In the entries below, find the lines that contain the word "What" and copy them.

■ ■ ■ ■ ■ ■ ■

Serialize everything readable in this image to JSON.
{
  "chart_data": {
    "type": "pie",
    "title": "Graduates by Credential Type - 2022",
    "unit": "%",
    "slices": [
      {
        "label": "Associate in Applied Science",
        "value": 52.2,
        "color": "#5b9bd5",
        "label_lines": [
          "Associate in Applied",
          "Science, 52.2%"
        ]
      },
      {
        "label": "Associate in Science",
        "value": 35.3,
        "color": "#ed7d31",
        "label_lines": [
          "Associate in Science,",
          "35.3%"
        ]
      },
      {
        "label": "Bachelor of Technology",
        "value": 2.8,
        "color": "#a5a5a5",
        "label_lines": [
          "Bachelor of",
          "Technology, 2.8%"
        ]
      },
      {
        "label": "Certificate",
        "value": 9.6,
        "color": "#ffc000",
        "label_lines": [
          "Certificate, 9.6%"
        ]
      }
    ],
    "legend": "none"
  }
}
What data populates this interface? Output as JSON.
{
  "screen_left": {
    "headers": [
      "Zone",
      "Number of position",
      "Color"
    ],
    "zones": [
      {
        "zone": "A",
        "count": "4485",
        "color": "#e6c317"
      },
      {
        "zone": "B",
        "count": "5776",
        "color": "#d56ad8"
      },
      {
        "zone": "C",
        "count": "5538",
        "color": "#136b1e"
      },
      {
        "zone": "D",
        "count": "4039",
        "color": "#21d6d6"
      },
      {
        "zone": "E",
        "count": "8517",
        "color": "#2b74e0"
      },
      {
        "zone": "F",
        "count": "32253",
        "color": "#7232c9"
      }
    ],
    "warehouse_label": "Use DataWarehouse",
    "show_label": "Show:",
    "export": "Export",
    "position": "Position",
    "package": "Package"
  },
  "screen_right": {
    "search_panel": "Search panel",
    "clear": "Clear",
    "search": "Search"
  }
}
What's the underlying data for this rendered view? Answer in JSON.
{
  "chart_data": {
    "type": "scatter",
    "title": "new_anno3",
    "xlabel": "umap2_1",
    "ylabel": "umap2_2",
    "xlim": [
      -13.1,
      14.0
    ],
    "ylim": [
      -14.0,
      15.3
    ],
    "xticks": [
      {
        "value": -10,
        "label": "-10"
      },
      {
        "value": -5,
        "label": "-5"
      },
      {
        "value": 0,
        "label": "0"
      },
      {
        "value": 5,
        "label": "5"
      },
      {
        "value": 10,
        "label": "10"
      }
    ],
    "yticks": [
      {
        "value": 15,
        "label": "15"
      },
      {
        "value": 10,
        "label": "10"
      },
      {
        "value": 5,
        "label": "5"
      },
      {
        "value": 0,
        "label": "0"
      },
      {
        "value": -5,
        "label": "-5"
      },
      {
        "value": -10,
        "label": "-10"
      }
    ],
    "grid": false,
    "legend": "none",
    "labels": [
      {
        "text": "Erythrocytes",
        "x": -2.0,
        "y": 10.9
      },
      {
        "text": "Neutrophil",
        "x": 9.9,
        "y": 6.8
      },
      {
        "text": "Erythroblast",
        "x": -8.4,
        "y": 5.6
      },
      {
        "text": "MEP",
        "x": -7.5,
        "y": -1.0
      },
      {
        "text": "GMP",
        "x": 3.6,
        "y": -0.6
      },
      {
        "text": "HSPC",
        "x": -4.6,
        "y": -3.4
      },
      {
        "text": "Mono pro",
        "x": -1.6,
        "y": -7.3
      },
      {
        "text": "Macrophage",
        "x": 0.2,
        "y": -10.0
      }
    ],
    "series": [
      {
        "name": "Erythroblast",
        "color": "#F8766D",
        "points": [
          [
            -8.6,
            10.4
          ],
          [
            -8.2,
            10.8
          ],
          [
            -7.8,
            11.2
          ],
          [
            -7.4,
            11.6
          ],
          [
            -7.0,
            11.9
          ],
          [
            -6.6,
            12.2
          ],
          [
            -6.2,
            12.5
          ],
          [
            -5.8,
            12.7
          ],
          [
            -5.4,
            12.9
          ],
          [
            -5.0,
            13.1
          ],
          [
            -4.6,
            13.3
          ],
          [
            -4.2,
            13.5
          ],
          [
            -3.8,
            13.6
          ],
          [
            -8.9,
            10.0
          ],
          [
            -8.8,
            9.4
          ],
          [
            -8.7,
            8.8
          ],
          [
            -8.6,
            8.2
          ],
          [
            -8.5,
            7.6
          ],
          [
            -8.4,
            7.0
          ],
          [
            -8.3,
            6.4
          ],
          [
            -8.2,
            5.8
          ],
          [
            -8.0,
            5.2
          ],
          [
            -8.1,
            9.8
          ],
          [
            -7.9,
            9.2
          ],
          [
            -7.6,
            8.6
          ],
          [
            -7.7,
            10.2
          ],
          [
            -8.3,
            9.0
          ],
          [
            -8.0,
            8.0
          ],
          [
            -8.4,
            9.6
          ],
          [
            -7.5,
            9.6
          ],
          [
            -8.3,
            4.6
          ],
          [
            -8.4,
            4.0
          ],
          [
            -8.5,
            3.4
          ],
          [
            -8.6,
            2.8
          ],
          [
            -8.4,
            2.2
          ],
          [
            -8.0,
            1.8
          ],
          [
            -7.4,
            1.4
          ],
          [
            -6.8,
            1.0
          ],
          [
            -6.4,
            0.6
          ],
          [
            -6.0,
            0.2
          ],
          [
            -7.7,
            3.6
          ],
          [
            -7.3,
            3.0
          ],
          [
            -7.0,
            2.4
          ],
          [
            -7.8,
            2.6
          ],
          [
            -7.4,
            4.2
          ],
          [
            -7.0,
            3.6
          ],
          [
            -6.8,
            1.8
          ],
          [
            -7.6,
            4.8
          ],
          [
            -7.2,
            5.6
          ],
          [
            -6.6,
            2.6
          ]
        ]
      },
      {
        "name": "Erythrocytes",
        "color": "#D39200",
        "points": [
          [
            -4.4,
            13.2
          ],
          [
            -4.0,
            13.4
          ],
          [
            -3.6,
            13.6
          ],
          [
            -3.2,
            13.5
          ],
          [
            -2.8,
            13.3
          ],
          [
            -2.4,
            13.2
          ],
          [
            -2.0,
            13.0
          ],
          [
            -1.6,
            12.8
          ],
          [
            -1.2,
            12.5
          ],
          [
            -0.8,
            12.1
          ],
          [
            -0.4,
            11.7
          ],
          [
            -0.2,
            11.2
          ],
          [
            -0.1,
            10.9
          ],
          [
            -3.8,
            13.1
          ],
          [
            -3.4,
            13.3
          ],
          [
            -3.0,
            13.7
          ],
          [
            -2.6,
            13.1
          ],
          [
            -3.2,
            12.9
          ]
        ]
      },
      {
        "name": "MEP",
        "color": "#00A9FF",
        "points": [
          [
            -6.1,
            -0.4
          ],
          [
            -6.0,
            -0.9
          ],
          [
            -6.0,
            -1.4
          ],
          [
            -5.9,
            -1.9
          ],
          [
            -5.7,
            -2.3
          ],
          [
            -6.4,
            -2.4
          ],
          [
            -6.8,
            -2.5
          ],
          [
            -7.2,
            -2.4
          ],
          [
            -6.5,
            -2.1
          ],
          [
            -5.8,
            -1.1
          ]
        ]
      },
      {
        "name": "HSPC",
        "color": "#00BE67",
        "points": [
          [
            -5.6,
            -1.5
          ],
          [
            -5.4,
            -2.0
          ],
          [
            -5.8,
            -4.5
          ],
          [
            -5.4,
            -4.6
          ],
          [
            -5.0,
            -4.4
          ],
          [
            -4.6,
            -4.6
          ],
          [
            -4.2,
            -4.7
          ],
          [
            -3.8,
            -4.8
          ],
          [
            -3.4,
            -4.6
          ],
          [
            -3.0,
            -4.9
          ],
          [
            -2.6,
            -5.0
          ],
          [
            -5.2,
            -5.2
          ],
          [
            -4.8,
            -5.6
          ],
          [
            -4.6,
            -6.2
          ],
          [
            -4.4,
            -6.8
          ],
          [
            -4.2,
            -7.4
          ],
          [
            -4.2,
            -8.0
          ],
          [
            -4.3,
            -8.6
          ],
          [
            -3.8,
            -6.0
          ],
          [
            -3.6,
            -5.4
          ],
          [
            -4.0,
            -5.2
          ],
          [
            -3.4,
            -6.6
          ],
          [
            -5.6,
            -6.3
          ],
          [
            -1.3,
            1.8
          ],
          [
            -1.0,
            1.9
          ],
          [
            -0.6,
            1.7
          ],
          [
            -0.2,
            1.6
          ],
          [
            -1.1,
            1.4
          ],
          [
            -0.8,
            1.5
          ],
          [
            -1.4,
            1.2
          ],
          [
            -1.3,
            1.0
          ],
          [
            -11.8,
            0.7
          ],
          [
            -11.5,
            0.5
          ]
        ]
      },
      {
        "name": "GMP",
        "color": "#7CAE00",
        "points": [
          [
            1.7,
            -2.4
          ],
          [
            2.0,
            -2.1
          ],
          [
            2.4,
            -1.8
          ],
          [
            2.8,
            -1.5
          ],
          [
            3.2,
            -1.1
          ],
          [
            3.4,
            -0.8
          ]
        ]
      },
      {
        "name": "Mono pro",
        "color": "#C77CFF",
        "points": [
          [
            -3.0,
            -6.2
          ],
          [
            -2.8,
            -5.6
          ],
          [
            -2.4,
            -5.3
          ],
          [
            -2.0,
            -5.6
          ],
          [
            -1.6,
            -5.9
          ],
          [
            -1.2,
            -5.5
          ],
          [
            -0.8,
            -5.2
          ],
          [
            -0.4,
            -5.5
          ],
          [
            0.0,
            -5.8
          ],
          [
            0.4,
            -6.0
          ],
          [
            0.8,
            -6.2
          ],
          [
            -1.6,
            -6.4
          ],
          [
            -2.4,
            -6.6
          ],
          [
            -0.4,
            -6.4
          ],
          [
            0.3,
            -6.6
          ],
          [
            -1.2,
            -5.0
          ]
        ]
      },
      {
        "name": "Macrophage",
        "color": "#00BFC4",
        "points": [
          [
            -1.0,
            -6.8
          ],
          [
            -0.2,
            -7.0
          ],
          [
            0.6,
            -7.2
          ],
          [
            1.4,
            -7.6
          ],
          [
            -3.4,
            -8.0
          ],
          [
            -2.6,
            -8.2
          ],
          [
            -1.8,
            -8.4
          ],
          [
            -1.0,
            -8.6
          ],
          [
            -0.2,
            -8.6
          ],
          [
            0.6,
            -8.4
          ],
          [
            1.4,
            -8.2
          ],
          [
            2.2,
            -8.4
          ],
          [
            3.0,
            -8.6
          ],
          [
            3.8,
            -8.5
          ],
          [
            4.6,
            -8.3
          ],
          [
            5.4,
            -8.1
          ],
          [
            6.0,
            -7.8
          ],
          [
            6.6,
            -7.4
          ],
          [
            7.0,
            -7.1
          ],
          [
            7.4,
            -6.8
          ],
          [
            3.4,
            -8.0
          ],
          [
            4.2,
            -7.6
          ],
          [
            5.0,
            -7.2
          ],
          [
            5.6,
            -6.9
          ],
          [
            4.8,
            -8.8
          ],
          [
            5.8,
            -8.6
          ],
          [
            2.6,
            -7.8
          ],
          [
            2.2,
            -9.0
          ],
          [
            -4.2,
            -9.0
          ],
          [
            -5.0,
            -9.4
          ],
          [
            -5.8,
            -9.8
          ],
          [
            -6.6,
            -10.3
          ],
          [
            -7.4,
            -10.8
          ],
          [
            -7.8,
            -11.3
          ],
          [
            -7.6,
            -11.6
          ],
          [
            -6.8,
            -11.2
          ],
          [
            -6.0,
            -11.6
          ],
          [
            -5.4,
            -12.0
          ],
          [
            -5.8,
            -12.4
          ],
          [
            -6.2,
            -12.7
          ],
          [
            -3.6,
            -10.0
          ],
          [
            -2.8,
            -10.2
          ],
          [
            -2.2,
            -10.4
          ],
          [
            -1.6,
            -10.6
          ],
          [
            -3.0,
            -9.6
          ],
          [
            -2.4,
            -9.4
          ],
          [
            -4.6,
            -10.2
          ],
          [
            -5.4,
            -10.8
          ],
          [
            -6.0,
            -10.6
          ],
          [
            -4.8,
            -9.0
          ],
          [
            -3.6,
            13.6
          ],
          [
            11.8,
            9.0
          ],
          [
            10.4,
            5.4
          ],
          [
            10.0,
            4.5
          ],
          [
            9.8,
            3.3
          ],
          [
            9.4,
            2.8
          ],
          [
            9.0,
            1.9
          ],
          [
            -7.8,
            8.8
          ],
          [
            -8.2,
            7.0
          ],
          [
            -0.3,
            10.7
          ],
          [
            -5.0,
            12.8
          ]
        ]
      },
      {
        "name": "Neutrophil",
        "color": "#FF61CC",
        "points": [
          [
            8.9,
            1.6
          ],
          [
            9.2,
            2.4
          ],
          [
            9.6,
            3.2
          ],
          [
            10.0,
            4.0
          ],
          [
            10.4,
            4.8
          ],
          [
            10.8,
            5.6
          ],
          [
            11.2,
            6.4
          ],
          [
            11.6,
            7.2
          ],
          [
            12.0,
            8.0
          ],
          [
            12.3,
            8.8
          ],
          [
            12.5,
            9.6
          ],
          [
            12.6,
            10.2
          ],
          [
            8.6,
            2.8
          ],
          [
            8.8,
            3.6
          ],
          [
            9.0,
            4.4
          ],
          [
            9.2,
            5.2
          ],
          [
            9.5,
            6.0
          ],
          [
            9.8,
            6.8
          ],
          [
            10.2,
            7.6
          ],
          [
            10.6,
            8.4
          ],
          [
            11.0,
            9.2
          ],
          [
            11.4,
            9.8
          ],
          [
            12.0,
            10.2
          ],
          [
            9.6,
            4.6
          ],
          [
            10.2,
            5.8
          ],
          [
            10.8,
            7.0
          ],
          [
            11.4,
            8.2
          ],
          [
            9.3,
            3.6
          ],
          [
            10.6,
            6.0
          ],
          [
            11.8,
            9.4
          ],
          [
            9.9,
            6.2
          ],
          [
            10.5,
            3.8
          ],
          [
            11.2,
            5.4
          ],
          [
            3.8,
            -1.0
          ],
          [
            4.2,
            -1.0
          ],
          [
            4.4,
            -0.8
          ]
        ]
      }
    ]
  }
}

■ ■ ■ ■ ■ ■ ■

- Problem solution
What data populates this interface? Output as JSON.
What's the underlying data for this rendered view? Answer in JSON.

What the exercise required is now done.